- **Given exercise**:
The records below must be transcribed exactly. Do not include the pictures.
[Dataset excerpts start]
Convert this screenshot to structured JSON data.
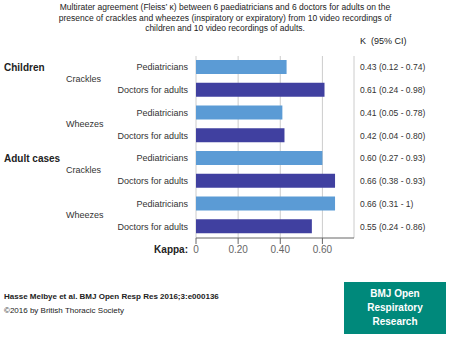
{
  "chart_data": {
    "type": "bar",
    "orientation": "horizontal",
    "title": "Multirater agreement (Fleiss’ κ) between 6 paediatricians and 6 doctors for adults on the\npresence of crackles and wheezes (inspiratory or expiratory) from 10 video recordings of\nchildren and 10 video recordings of adults.",
    "categories": [
      "Pediatricians",
      "Doctors for adults",
      "Pediatricians",
      "Doctors for adults",
      "Pediatricians",
      "Doctors for adults",
      "Pediatricians",
      "Doctors for adults"
    ],
    "values": [
      0.43,
      0.61,
      0.41,
      0.42,
      0.6,
      0.66,
      0.66,
      0.55
    ],
    "colors": [
      "#5b9bd5",
      "#4040a0",
      "#5b9bd5",
      "#4040a0",
      "#5b9bd5",
      "#4040a0",
      "#5b9bd5",
      "#4040a0"
    ],
    "data_labels": true,
    "value_labels": [
      "0.43  (0.12 - 0.74)",
      "0.61  (0.24 - 0.98)",
      "0.41  (0.05 - 0.78)",
      "0.42  (0.04 - 0.80)",
      "0.60  (0.27 - 0.93)",
      "0.66  (0.38 - 0.93)",
      "0.66  (0.31 - 1)",
      "0.55  (0.24 - 0.86)"
    ],
    "value_header": "K  (95% CI)",
    "section_labels": [
      "Children",
      null,
      null,
      null,
      "Adult cases",
      null,
      null,
      null
    ],
    "subsection_labels": [
      "Crackles",
      null,
      "Wheezes",
      null,
      "Crackles",
      null,
      "Wheezes",
      null
    ],
    "xlabel": "Kappa:",
    "xlim": [
      0,
      0.75
    ],
    "xticks": [
      0,
      {
        "value": 0.2,
        "label": "0.20"
      },
      {
        "value": 0.4,
        "label": "0.40"
      },
      {
        "value": 0.6,
        "label": "0.60"
      }
    ],
    "grid": true,
    "annotations": {
      "footer": [
        "Hasse Melbye et al. BMJ Open Resp Res 2016;3:e000136",
        "©2016 by British Thoracic Society"
      ],
      "logo": {
        "lines": [
          "BMJ Open",
          "Respiratory",
          "Research"
        ],
        "color": "#00897b"
      }
    }
  }
}
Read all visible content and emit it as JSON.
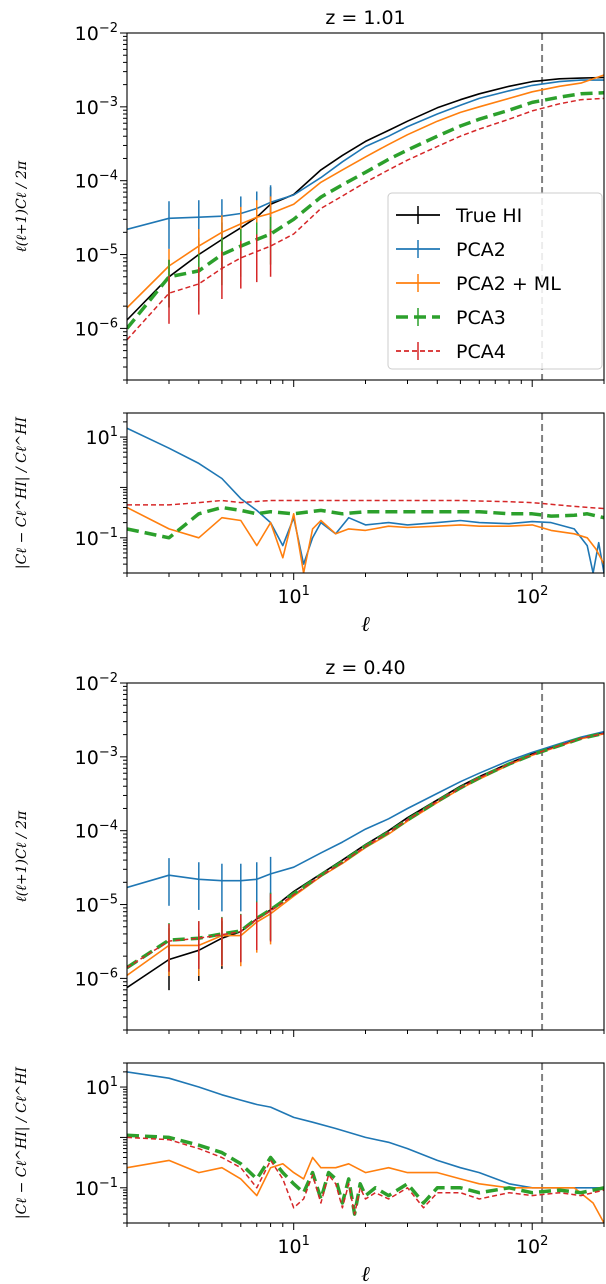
[Dataset excerpts end]
- **Solution for this problem**:
Convert this screenshot to structured JSON data.
{
  "chart_data": {
    "type": "bar",
    "orientation": "horizontal",
    "title": "Multirater agreement (Fleiss’ κ) between 6 paediatricians and 6 doctors for adults on the\npresence of crackles and wheezes (inspiratory or expiratory) from 10 video recordings of\nchildren and 10 video recordings of adults.",
    "categories": [
      "Pediatricians",
      "Doctors for adults",
      "Pediatricians",
      "Doctors for adults",
      "Pediatricians",
      "Doctors for adults",
      "Pediatricians",
      "Doctors for adults"
    ],
    "values": [
      0.43,
      0.61,
      0.41,
      0.42,
      0.6,
      0.66,
      0.66,
      0.55
    ],
    "colors": [
      "#5b9bd5",
      "#4040a0",
      "#5b9bd5",
      "#4040a0",
      "#5b9bd5",
      "#4040a0",
      "#5b9bd5",
      "#4040a0"
    ],
    "data_labels": true,
    "value_labels": [
      "0.43  (0.12 - 0.74)",
      "0.61  (0.24 - 0.98)",
      "0.41  (0.05 - 0.78)",
      "0.42  (0.04 - 0.80)",
      "0.60  (0.27 - 0.93)",
      "0.66  (0.38 - 0.93)",
      "0.66  (0.31 - 1)",
      "0.55  (0.24 - 0.86)"
    ],
    "value_header": "K  (95% CI)",
    "section_labels": [
      "Children",
      null,
      null,
      null,
      "Adult cases",
      null,
      null,
      null
    ],
    "subsection_labels": [
      "Crackles",
      null,
      "Wheezes",
      null,
      "Crackles",
      null,
      "Wheezes",
      null
    ],
    "xlabel": "Kappa:",
    "xlim": [
      0,
      0.75
    ],
    "xticks": [
      0,
      {
        "value": 0.2,
        "label": "0.20"
      },
      {
        "value": 0.4,
        "label": "0.40"
      },
      {
        "value": 0.6,
        "label": "0.60"
      }
    ],
    "grid": true,
    "annotations": {
      "footer": [
        "Hasse Melbye et al. BMJ Open Resp Res 2016;3:e000136",
        "©2016 by British Thoracic Society"
      ],
      "logo": {
        "lines": [
          "BMJ Open",
          "Respiratory",
          "Research"
        ],
        "color": "#00897b"
      }
    }
  }
}
Read all visible content and emit it as JSON.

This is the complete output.